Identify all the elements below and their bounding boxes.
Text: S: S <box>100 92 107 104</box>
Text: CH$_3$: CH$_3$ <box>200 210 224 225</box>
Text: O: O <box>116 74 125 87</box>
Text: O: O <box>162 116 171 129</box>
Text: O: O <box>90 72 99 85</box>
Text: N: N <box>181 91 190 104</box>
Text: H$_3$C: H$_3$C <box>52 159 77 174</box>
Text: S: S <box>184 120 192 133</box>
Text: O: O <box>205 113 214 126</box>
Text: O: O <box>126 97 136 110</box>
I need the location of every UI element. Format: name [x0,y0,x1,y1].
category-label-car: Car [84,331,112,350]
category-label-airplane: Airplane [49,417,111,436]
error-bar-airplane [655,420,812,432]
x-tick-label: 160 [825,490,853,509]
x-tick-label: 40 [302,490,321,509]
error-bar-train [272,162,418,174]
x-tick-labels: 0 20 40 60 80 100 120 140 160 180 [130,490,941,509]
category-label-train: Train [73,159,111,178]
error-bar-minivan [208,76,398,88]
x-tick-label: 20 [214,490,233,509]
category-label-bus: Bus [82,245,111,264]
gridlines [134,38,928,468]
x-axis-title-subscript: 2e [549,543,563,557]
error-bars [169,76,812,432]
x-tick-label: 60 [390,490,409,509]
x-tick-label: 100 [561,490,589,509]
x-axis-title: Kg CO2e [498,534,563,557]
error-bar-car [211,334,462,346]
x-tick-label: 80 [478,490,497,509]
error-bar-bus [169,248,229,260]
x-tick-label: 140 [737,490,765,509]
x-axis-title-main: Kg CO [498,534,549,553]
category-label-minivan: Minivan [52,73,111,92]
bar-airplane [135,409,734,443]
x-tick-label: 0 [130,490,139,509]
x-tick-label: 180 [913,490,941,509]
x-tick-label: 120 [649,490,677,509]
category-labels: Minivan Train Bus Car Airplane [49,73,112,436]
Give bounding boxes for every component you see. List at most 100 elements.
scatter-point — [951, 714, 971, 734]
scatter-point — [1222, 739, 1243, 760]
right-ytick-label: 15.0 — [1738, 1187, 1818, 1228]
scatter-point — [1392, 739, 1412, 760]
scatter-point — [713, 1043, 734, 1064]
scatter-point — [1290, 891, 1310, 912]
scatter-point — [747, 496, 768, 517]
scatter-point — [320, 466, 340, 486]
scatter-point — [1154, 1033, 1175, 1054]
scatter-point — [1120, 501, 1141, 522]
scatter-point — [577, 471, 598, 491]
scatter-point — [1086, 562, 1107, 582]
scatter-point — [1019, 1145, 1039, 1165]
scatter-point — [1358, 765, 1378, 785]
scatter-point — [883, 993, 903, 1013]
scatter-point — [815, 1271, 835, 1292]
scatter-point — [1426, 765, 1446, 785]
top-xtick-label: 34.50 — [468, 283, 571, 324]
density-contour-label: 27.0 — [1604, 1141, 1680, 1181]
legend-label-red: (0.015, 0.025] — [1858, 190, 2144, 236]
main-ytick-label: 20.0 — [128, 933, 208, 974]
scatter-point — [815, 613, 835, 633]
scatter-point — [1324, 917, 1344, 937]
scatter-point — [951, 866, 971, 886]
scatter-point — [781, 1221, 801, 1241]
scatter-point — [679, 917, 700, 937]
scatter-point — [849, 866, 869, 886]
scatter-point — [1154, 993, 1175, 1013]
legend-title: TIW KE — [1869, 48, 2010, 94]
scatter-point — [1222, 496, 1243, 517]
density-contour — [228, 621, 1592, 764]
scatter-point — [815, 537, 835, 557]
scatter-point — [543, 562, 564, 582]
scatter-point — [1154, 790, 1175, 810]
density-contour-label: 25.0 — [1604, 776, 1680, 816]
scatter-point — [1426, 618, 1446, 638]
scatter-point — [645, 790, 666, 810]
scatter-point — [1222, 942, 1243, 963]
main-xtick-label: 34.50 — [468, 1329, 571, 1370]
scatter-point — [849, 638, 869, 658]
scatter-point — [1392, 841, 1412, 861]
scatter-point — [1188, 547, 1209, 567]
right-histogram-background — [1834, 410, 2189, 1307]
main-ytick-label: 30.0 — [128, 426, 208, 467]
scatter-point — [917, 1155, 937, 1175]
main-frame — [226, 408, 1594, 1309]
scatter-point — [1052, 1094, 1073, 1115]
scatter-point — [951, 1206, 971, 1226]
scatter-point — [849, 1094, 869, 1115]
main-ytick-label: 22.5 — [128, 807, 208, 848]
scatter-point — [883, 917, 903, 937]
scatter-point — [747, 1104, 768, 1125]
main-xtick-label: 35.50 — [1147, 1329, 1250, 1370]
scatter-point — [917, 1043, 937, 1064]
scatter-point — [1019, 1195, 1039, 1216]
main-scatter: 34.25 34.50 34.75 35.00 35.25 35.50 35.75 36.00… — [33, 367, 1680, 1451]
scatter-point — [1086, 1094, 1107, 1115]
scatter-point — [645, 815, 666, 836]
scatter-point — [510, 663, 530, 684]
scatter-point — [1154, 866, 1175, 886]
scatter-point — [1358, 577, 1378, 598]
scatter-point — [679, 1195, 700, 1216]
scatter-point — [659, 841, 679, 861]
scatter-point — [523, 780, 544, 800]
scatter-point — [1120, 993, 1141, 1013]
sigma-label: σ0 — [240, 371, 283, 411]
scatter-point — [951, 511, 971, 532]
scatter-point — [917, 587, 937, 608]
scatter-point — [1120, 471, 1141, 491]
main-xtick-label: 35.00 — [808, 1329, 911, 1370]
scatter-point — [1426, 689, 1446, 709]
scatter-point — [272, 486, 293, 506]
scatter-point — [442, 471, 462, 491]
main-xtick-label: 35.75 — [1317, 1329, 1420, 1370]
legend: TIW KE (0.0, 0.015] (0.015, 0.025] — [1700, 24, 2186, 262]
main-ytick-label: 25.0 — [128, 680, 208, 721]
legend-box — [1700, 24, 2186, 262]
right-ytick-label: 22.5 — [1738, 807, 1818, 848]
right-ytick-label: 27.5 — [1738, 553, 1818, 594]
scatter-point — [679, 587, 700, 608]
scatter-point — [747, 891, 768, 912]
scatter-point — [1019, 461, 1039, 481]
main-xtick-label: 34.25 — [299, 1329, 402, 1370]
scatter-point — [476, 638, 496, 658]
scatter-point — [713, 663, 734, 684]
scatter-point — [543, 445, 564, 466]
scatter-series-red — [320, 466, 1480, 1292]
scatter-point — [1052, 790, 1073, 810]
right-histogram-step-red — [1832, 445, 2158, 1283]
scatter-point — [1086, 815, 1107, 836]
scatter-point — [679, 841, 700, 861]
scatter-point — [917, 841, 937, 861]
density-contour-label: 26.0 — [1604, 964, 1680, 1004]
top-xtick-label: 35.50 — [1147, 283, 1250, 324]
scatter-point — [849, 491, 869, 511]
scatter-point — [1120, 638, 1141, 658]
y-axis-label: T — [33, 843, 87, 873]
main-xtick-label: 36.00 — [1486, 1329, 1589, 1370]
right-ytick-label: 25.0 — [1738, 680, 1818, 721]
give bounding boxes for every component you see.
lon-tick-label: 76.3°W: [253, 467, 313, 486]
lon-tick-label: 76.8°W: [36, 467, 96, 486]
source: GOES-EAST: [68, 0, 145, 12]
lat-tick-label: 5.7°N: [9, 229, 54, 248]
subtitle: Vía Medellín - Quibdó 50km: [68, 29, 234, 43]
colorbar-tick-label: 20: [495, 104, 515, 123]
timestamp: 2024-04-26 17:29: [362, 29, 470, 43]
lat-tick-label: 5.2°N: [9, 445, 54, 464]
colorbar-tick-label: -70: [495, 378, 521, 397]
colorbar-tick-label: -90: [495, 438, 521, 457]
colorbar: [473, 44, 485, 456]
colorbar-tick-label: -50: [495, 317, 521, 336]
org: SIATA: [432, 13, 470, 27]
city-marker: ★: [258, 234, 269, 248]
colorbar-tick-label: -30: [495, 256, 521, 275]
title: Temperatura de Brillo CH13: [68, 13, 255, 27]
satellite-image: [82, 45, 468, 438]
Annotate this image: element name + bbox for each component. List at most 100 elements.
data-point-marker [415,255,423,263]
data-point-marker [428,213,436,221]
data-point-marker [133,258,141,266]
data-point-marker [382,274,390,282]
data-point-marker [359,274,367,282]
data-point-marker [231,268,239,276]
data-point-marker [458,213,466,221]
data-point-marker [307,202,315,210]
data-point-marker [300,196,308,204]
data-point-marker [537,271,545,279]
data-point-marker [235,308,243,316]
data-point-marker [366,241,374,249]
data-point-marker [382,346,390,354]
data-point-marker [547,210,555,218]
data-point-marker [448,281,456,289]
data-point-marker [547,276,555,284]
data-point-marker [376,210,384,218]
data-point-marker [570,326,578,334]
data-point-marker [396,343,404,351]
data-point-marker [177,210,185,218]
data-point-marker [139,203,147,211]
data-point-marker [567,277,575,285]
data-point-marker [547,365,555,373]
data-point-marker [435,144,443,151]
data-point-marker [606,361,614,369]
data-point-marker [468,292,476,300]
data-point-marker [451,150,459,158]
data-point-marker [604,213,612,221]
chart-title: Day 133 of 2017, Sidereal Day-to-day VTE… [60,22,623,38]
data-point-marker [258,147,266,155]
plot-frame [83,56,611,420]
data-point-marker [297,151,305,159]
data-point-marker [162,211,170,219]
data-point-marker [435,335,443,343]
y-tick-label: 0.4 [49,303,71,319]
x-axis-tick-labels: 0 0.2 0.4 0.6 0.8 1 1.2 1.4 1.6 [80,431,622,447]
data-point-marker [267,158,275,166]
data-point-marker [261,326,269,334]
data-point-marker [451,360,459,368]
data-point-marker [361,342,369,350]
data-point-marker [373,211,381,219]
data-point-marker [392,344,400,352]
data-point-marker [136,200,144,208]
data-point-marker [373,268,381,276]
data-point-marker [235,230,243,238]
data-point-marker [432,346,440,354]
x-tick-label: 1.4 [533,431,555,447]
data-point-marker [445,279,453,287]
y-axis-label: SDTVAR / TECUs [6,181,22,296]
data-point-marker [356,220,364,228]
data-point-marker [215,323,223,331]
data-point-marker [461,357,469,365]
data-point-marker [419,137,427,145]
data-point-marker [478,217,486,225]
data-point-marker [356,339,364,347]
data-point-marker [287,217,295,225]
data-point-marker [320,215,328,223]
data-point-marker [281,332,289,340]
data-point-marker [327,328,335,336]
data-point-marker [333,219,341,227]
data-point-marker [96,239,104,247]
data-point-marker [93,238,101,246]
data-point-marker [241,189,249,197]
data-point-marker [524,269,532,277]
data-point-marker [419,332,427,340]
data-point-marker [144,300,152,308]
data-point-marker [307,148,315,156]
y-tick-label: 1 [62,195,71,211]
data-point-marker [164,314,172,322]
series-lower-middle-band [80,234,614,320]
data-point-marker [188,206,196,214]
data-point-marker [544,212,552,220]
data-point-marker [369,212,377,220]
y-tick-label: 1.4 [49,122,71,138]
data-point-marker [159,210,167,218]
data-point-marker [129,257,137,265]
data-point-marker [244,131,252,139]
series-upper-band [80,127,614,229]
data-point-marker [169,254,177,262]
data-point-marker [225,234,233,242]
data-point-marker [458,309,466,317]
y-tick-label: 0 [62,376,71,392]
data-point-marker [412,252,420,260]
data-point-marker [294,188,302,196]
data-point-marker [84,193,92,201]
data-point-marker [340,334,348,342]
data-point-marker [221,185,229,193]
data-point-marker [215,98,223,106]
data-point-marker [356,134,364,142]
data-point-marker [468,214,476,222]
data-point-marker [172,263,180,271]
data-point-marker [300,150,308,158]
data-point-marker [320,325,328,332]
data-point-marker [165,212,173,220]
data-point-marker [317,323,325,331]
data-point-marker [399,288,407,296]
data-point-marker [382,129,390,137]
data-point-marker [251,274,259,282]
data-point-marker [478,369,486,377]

##############################

- EXERCISE REQUIREMENTS
Reproduce the material verbatim, from its first line down through the line containing "scatter-point — [883, 993, 903, 1013]", with both end lines included.

- CORRECT ANSWER
Identify all the elements below and their bounding boxes.
Text: S: S <box>100 92 107 104</box>
Text: CH$_3$: CH$_3$ <box>200 210 224 225</box>
Text: O: O <box>116 74 125 87</box>
Text: O: O <box>162 116 171 129</box>
Text: O: O <box>90 72 99 85</box>
Text: N: N <box>181 91 190 104</box>
Text: H$_3$C: H$_3$C <box>52 159 77 174</box>
Text: S: S <box>184 120 192 133</box>
Text: O: O <box>205 113 214 126</box>
Text: O: O <box>126 97 136 110</box>
I need the location of every UI element. Format: name [x0,y0,x1,y1].
category-label-car: Car [84,331,112,350]
category-label-airplane: Airplane [49,417,111,436]
error-bar-airplane [655,420,812,432]
x-tick-label: 160 [825,490,853,509]
x-tick-label: 40 [302,490,321,509]
error-bar-train [272,162,418,174]
x-tick-labels: 0 20 40 60 80 100 120 140 160 180 [130,490,941,509]
category-label-train: Train [73,159,111,178]
error-bar-minivan [208,76,398,88]
x-tick-label: 20 [214,490,233,509]
category-label-bus: Bus [82,245,111,264]
gridlines [134,38,928,468]
x-axis-title-subscript: 2e [549,543,563,557]
error-bars [169,76,812,432]
x-tick-label: 60 [390,490,409,509]
x-tick-label: 100 [561,490,589,509]
x-axis-title: Kg CO2e [498,534,563,557]
error-bar-car [211,334,462,346]
x-tick-label: 80 [478,490,497,509]
error-bar-bus [169,248,229,260]
x-tick-label: 140 [737,490,765,509]
x-axis-title-main: Kg CO [498,534,549,553]
category-label-minivan: Minivan [52,73,111,92]
bar-airplane [135,409,734,443]
x-tick-label: 0 [130,490,139,509]
x-tick-label: 180 [913,490,941,509]
x-tick-label: 120 [649,490,677,509]
category-labels: Minivan Train Bus Car Airplane [49,73,112,436]
Give bounding boxes for every component you see. List at most 100 elements.
scatter-point — [951, 714, 971, 734]
scatter-point — [1222, 739, 1243, 760]
right-ytick-label: 15.0 — [1738, 1187, 1818, 1228]
scatter-point — [1392, 739, 1412, 760]
scatter-point — [713, 1043, 734, 1064]
scatter-point — [1290, 891, 1310, 912]
scatter-point — [747, 496, 768, 517]
scatter-point — [320, 466, 340, 486]
scatter-point — [1154, 1033, 1175, 1054]
scatter-point — [1120, 501, 1141, 522]
scatter-point — [577, 471, 598, 491]
scatter-point — [1086, 562, 1107, 582]
scatter-point — [1019, 1145, 1039, 1165]
scatter-point — [1358, 765, 1378, 785]
scatter-point — [883, 993, 903, 1013]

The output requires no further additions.